DESCRIPTION OF THE TASK.
The records that follow should be retyped word for word.
--------------------------------------------------
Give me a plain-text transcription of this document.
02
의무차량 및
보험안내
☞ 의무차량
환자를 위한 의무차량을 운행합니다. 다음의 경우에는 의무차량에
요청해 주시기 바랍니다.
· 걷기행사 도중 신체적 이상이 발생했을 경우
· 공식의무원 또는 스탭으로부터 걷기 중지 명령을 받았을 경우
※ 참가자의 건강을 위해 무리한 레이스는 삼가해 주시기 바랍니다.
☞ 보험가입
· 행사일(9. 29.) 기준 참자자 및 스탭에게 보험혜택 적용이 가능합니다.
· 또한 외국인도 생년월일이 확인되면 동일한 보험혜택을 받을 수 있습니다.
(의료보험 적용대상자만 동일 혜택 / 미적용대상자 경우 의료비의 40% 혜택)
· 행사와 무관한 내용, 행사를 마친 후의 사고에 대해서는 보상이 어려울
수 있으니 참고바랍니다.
--------------------------------------------------
SOLUTION FOR THIS TASK.
Give me a plain-text transcription of this document.
02
의무차량 및
보험안내
☞ 의무차량
환자를 위한 의무차량을 운행합니다. 다음의 경우에는 의무차량에
요청해 주시기 바랍니다.
· 걷기행사 도중 신체적 이상이 발생했을 경우
· 공식의무원 또는 스탭으로부터 걷기 중지 명령을 받았을 경우
※ 참가자의 건강을 위해 무리한 레이스는 삼가해 주시기 바랍니다.
☞ 보험가입
· 행사일(9. 29.) 기준 참자자 및 스탭에게 보험혜택 적용이 가능합니다.
· 또한 외국인도 생년월일이 확인되면 동일한 보험혜택을 받을 수 있습니다.
(의료보험 적용대상자만 동일 혜택 / 미적용대상자 경우 의료비의 40% 혜택)
· 행사와 무관한 내용, 행사를 마친 후의 사고에 대해서는 보상이 어려울
수 있으니 참고바랍니다.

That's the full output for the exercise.